● **Challenge**
Check each line of the listing, and copy it if it contains the word "Swipe".

● **Records shown**
————

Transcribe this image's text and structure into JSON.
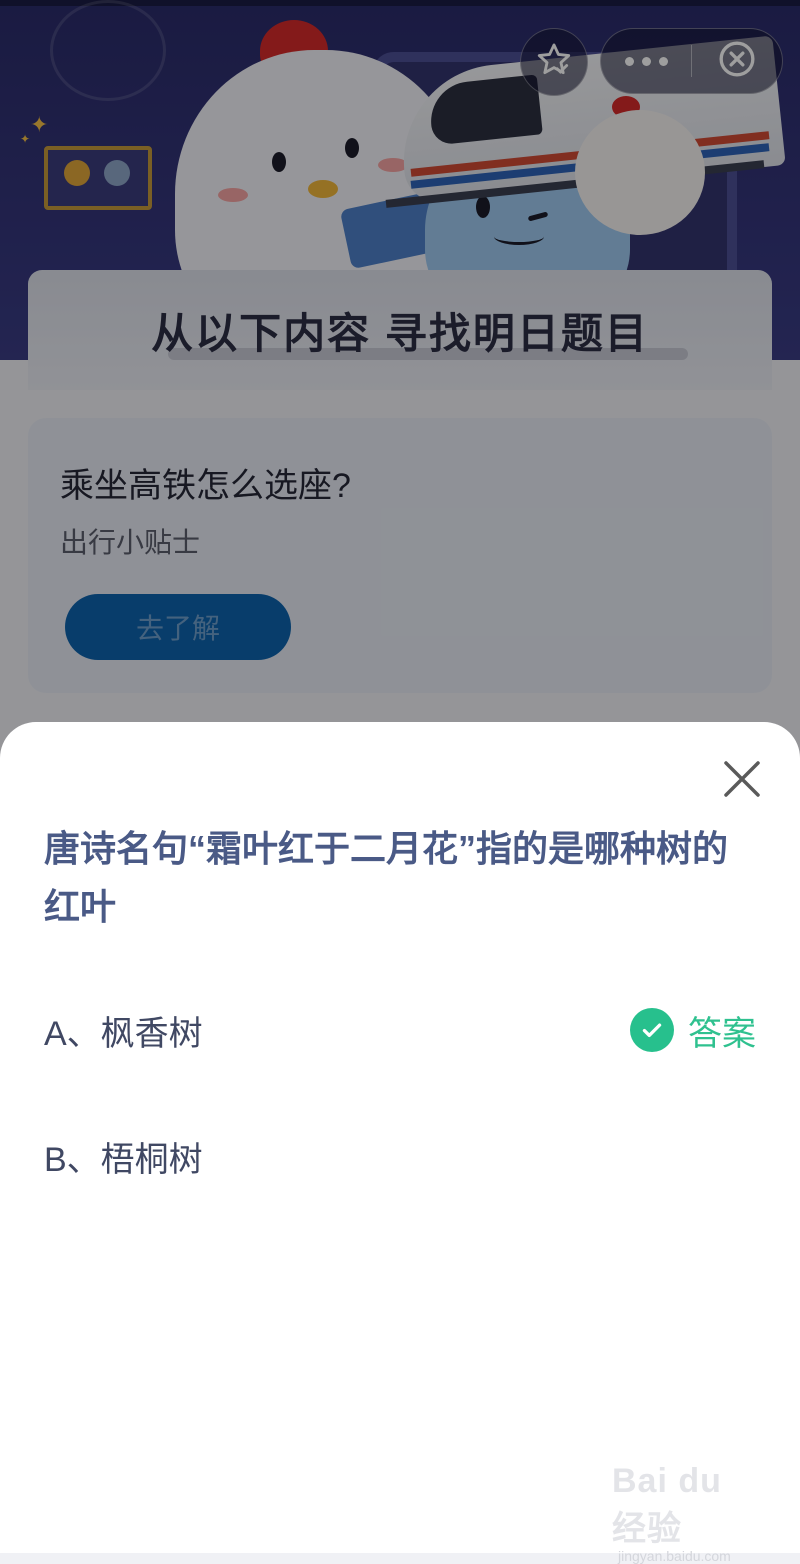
{
  "hero": {
    "title": "从以下内容  寻找明日题目"
  },
  "promo": {
    "title": "乘坐高铁怎么选座?",
    "subtitle": "出行小贴士",
    "button_label": "去了解"
  },
  "capsule": {
    "favorite_icon": "star-check-icon",
    "more_icon": "more-dots-icon",
    "exit_icon": "close-circle-icon"
  },
  "sheet": {
    "close_icon": "close-icon",
    "question": "唐诗名句“霜叶红于二月花”指的是哪种树的红叶",
    "options": [
      {
        "label": "A、枫香树",
        "is_answer": true
      },
      {
        "label": "B、梧桐树",
        "is_answer": false
      }
    ],
    "answer_label": "答案"
  },
  "watermark": {
    "main": "Bai du 经验",
    "sub": "jingyan.baidu.com"
  },
  "colors": {
    "hero_bg": "#2b2c6a",
    "question_text": "#4a5a86",
    "answer_green": "#27c08d",
    "promo_button": "#0e63ad"
  }
}
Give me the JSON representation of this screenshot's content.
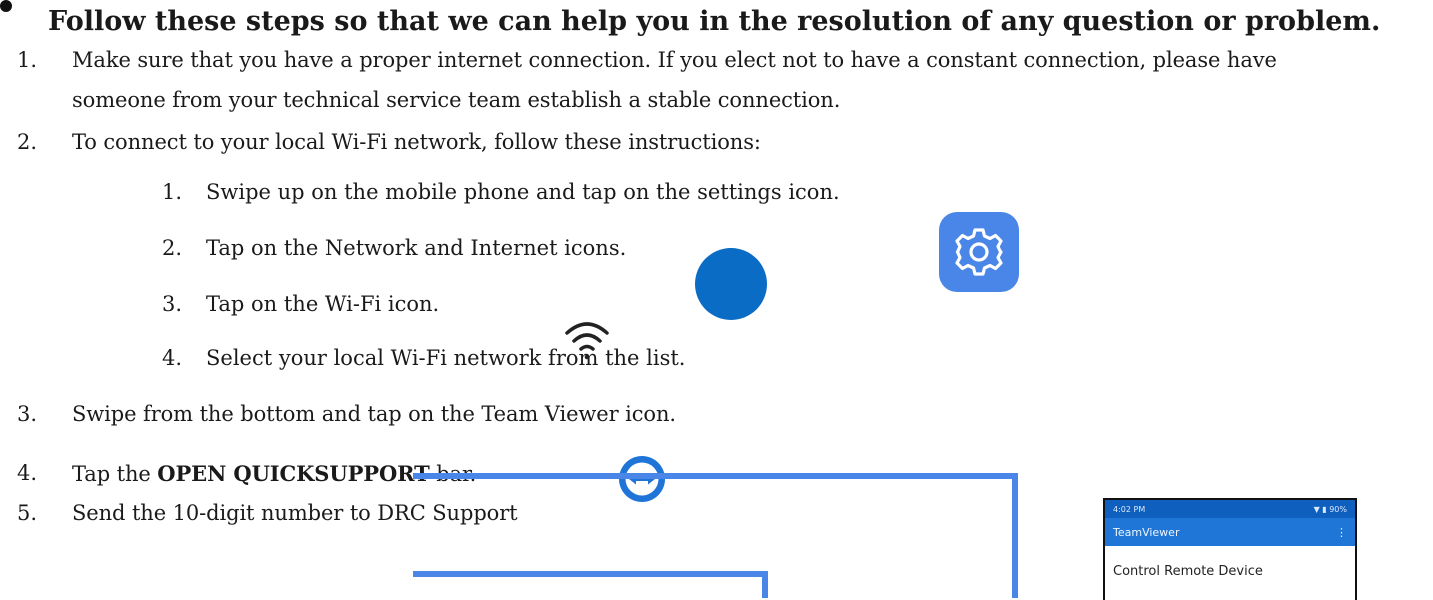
{
  "heading": "Follow these steps so that we can help you in the resolution of any question or problem.",
  "steps": [
    {
      "num": "1.",
      "text_line1": "Make sure that you have a proper internet connection. If you elect not to have a constant connection, please have",
      "text_line2": "someone from your technical service team establish a stable connection."
    },
    {
      "num": "2.",
      "text": "To connect to your local Wi-Fi network, follow these instructions:"
    },
    {
      "num": "3.",
      "text": "Swipe from the bottom and tap on the Team Viewer icon."
    },
    {
      "num": "4.",
      "text_prefix": "Tap the ",
      "text_bold": "OPEN QUICKSUPPORT",
      "text_suffix": " bar."
    },
    {
      "num": "5.",
      "text": "Send the 10-digit number to DRC Support"
    }
  ],
  "substeps": [
    {
      "num": "1.",
      "text": "Swipe up on the mobile phone and tap on the settings icon."
    },
    {
      "num": "2.",
      "text": "Tap on the Network and Internet icons."
    },
    {
      "num": "3.",
      "text": "Tap on the Wi-Fi icon."
    },
    {
      "num": "4.",
      "text": "Select your local Wi-Fi network from the list."
    }
  ],
  "icons": {
    "settings": "settings-gear-icon",
    "network": "network-internet-icon",
    "wifi": "wifi-icon",
    "teamviewer": "teamviewer-icon"
  },
  "colors": {
    "settings_tile": "#4a86e8",
    "network_circle": "#0a6cc4",
    "connector": "#4a86e8",
    "phone_appbar": "#1f76d6"
  },
  "phone": {
    "time": "4:02 PM",
    "signal": "▼ ▮ 90%",
    "app_title": "TeamViewer",
    "menu": "⋮",
    "first_item": "Control Remote Device"
  }
}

————

● **Response for this exercise**
      "text": "Swipe from the bottom and tap on the Team Viewer icon."
      "text": "Swipe up on the mobile phone and tap on the settings icon."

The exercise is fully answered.